WORK TO BE COMPLETED >> Each record must be reproduced exactly as it is shown.
---------- SUPPLIED MATERIAL ----------
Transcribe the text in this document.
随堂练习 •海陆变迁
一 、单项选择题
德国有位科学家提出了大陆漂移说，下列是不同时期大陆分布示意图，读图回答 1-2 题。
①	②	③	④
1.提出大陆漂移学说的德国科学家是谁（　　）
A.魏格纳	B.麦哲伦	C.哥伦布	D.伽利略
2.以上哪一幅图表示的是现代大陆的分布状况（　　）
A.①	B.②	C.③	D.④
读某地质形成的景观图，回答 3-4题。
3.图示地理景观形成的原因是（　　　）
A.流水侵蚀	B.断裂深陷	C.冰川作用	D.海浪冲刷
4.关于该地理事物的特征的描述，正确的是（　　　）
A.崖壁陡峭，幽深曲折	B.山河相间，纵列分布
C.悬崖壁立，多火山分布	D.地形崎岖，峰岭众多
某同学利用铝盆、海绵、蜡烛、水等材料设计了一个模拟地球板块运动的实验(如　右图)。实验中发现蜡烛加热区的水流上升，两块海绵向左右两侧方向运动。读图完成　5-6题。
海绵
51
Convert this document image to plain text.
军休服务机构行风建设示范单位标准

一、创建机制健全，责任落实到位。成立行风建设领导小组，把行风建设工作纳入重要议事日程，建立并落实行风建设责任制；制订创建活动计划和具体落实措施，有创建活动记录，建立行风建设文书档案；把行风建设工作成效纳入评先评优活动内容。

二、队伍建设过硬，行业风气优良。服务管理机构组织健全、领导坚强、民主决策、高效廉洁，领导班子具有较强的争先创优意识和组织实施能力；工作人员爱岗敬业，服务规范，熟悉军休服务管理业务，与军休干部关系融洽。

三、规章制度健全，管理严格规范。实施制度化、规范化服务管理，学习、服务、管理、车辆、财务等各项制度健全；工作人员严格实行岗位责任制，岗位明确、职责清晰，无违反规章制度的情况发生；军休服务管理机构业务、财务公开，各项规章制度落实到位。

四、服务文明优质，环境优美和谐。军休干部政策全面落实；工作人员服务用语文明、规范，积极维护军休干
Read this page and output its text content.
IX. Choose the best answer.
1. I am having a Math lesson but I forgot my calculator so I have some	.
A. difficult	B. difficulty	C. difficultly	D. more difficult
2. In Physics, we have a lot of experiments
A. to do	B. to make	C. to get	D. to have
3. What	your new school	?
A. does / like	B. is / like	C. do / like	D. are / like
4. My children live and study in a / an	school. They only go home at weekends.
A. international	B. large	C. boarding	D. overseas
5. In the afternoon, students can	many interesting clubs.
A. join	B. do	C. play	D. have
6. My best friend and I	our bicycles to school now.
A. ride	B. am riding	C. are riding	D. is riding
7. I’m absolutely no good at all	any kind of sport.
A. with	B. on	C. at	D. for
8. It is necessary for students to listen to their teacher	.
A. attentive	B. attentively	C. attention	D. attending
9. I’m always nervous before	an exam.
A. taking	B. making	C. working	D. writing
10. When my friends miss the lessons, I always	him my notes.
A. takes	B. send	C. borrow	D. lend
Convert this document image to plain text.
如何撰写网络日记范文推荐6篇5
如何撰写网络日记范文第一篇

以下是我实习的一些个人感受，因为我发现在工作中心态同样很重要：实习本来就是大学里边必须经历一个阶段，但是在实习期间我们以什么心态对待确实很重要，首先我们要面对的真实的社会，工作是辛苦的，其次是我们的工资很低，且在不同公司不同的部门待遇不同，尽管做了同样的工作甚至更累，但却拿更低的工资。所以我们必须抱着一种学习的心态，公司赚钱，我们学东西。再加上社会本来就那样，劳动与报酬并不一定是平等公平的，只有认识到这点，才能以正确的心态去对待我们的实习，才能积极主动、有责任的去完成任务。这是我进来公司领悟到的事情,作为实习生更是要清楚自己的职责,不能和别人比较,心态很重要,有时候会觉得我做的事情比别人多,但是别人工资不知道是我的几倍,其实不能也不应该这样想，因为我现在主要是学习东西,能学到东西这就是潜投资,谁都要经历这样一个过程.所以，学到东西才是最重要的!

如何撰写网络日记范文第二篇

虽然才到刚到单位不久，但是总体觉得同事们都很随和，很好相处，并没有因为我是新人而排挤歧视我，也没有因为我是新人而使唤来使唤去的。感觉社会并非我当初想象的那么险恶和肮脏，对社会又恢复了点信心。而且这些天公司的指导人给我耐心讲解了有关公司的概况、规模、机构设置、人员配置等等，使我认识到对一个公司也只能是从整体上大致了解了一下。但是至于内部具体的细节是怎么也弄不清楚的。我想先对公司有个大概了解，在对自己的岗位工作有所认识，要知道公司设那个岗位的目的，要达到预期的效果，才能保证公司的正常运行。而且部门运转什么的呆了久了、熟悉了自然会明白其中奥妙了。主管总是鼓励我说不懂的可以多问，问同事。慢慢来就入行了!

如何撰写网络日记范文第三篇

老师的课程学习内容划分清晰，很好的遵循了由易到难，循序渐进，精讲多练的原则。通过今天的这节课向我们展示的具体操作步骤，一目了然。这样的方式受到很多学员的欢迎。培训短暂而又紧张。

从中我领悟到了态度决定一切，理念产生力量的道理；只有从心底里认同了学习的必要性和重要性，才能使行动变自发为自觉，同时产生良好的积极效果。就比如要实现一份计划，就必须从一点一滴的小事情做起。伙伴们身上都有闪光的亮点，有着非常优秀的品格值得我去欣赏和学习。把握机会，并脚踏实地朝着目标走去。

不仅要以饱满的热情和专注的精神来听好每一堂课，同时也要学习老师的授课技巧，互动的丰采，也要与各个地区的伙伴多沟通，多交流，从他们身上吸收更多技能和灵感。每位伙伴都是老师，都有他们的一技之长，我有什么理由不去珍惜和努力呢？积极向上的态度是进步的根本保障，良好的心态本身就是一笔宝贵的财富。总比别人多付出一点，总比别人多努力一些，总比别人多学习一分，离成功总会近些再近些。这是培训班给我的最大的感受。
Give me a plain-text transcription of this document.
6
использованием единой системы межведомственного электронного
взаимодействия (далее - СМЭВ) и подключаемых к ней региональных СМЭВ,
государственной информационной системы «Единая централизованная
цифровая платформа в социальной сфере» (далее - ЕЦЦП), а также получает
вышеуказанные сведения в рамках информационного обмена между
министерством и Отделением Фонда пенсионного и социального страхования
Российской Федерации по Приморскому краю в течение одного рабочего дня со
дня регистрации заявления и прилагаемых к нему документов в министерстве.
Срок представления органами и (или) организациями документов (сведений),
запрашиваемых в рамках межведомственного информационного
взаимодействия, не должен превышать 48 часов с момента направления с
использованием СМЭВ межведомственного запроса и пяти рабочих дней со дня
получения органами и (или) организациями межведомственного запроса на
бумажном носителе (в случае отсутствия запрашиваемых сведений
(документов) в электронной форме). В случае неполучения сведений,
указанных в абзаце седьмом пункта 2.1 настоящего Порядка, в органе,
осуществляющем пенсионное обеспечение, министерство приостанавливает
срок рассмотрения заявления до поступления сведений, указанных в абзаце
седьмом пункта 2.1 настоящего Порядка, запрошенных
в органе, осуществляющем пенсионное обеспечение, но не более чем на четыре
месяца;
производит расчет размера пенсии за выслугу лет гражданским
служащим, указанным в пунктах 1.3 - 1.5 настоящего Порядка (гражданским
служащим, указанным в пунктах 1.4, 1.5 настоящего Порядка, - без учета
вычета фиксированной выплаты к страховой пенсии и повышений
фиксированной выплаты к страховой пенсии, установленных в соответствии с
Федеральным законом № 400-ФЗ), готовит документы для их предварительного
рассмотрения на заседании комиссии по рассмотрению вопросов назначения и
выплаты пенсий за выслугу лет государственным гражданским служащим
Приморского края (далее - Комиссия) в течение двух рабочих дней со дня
----------
CORRECT RESULT >>
Transcribe the text in this document.
随堂练习 •海陆变迁
一 、单项选择题
德国有位科学家提出了大陆漂移说，下列是不同时期大陆分布示意图，读图回答 1-2 题。
①	②	③	④
1.提出大陆漂移学说的德国科学家是谁（　　）
A.魏格纳	B.麦哲伦	C.哥伦布	D.伽利略
2.以上哪一幅图表示的是现代大陆的分布状况（　　）
A.①	B.②	C.③	D.④
读某地质形成的景观图，回答 3-4题。
3.图示地理景观形成的原因是（　　　）
A.流水侵蚀	B.断裂深陷	C.冰川作用	D.海浪冲刷
4.关于该地理事物的特征的描述，正确的是（　　　）
A.崖壁陡峭，幽深曲折	B.山河相间，纵列分布
C.悬崖壁立，多火山分布	D.地形崎岖，峰岭众多
某同学利用铝盆、海绵、蜡烛、水等材料设计了一个模拟地球板块运动的实验(如　右图)。实验中发现蜡烛加热区的水流上升，两块海绵向左右两侧方向运动。读图完成　5-6题。
海绵
51
Convert this document image to plain text.
军休服务机构行风建设示范单位标准

一、创建机制健全，责任落实到位。成立行风建设领导小组，把行风建设工作纳入重要议事日程，建立并落实行风建设责任制；制订创建活动计划和具体落实措施，有创建活动记录，建立行风建设文书档案；把行风建设工作成效纳入评先评优活动内容。

二、队伍建设过硬，行业风气优良。服务管理机构组织健全、领导坚强、民主决策、高效廉洁，领导班子具有较强的争先创优意识和组织实施能力；工作人员爱岗敬业，服务规范，熟悉军休服务管理业务，与军休干部关系融洽。

三、规章制度健全，管理严格规范。实施制度化、规范化服务管理，学习、服务、管理、车辆、财务等各项制度健全；工作人员严格实行岗位责任制，岗位明确、职责清晰，无违反规章制度的情况发生；军休服务管理机构业务、财务公开，各项规章制度落实到位。

四、服务文明优质，环境优美和谐。军休干部政策全面落实；工作人员服务用语文明、规范，积极维护军休干
Read this page and output its text content.
IX. Choose the best answer.
1. I am having a Math lesson but I forgot my calculator so I have some	.
A. difficult	B. difficulty	C. difficultly	D. more difficult
2. In Physics, we have a lot of experiments
A. to do	B. to make	C. to get	D. to have
3. What	your new school	?
A. does / like	B. is / like	C. do / like	D. are / like
4. My children live and study in a / an	school. They only go home at weekends.
A. international	B. large	C. boarding	D. overseas
5. In the afternoon, students can	many interesting clubs.
A. join	B. do	C. play	D. have
6. My best friend and I	our bicycles to school now.
A. ride	B. am riding	C. are riding	D. is riding
7. I’m absolutely no good at all	any kind of sport.
A. with	B. on	C. at	D. for
8. It is necessary for students to listen to their teacher	.
A. attentive	B. attentively	C. attention	D. attending
9. I’m always nervous before	an exam.
A. taking	B. making	C. working	D. writing
10. When my friends miss the lessons, I always	him my notes.
A. takes	B. send	C. borrow	D. lend
Convert this document image to plain text.
如何撰写网络日记范文推荐6篇5
如何撰写网络日记范文第一篇

以下是我实习的一些个人感受，因为我发现在工作中心态同样很重要：实习本来就是大学里边必须经历一个阶段，但是在实习期间我们以什么心态对待确实很重要，首先我们要面对的真实的社会，工作是辛苦的，其次是我们的工资很低，且在不同公司不同的部门待遇不同，尽管做了同样的工作甚至更累，但却拿更低的工资。所以我们必须抱着一种学习的心态，公司赚钱，我们学东西。再加上社会本来就那样，劳动与报酬并不一定是平等公平的，只有认识到这点，才能以正确的心态去对待我们的实习，才能积极主动、有责任的去完成任务。这是我进来公司领悟到的事情,作为实习生更是要清楚自己的职责,不能和别人比较,心态很重要,有时候会觉得我做的事情比别人多,但是别人工资不知道是我的几倍,其实不能也不应该这样想，因为我现在主要是学习东西,能学到东西这就是潜投资,谁都要经历这样一个过程.所以，学到东西才是最重要的!

如何撰写网络日记范文第二篇

虽然才到刚到单位不久，但是总体觉得同事们都很随和，很好相处，并没有因为我是新人而排挤歧视我，也没有因为我是新人而使唤来使唤去的。感觉社会并非我当初想象的那么险恶和肮脏，对社会又恢复了点信心。而且这些天公司的指导人给我耐心讲解了有关公司的概况、规模、机构设置、人员配置等等，使我认识到对一个公司也只能是从整体上大致了解了一下。但是至于内部具体的细节是怎么也弄不清楚的。我想先对公司有个大概了解，在对自己的岗位工作有所认识，要知道公司设那个岗位的目的，要达到预期的效果，才能保证公司的正常运行。而且部门运转什么的呆了久了、熟悉了自然会明白其中奥妙了。主管总是鼓励我说不懂的可以多问，问同事。慢慢来就入行了!

如何撰写网络日记范文第三篇

老师的课程学习内容划分清晰，很好的遵循了由易到难，循序渐进，精讲多练的原则。通过今天的这节课向我们展示的具体操作步骤，一目了然。这样的方式受到很多学员的欢迎。培训短暂而又紧张。

从中我领悟到了态度决定一切，理念产生力量的道理；只有从心底里认同了学习的必要性和重要性，才能使行动变自发为自觉，同时产生良好的积极效果。就比如要实现一份计划，就必须从一点一滴的小事情做起。伙伴们身上都有闪光的亮点，有着非常优秀的品格值得我去欣赏和学习。把握机会，并脚踏实地朝着目标走去。

不仅要以饱满的热情和专注的精神来听好每一堂课，同时也要学习老师的授课技巧，互动的丰采，也要与各个地区的伙伴多沟通，多交流，从他们身上吸收更多技能和灵感。每位伙伴都是老师，都有他们的一技之长，我有什么理由不去珍惜和努力呢？积极向上的态度是进步的根本保障，良好的心态本身就是一笔宝贵的财富。总比别人多付出一点，总比别人多努力一些，总比别人多学习一分，离成功总会近些再近些。这是培训班给我的最大的感受。
Give me a plain-text transcription of this document.
6
использованием единой системы межведомственного электронного
взаимодействия (далее - СМЭВ) и подключаемых к ней региональных СМЭВ,
государственной информационной системы «Единая централизованная
цифровая платформа в социальной сфере» (далее - ЕЦЦП), а также получает
вышеуказанные сведения в рамках информационного обмена между
министерством и Отделением Фонда пенсионного и социального страхования
Российской Федерации по Приморскому краю в течение одного рабочего дня со
дня регистрации заявления и прилагаемых к нему документов в министерстве.
Срок представления органами и (или) организациями документов (сведений),
запрашиваемых в рамках межведомственного информационного
взаимодействия, не должен превышать 48 часов с момента направления с
использованием СМЭВ межведомственного запроса и пяти рабочих дней со дня
получения органами и (или) организациями межведомственного запроса на
бумажном носителе (в случае отсутствия запрашиваемых сведений
(документов) в электронной форме). В случае неполучения сведений,
указанных в абзаце седьмом пункта 2.1 настоящего Порядка, в органе,
осуществляющем пенсионное обеспечение, министерство приостанавливает
срок рассмотрения заявления до поступления сведений, указанных в абзаце
седьмом пункта 2.1 настоящего Порядка, запрошенных
в органе, осуществляющем пенсионное обеспечение, но не более чем на четыре
месяца;
производит расчет размера пенсии за выслугу лет гражданским
служащим, указанным в пунктах 1.3 - 1.5 настоящего Порядка (гражданским
служащим, указанным в пунктах 1.4, 1.5 настоящего Порядка, - без учета
вычета фиксированной выплаты к страховой пенсии и повышений
фиксированной выплаты к страховой пенсии, установленных в соответствии с
Федеральным законом № 400-ФЗ), готовит документы для их предварительного
рассмотрения на заседании комиссии по рассмотрению вопросов назначения и
выплаты пенсий за выслугу лет государственным гражданским служащим
Приморского края (далее - Комиссия) в течение двух рабочих дней со дня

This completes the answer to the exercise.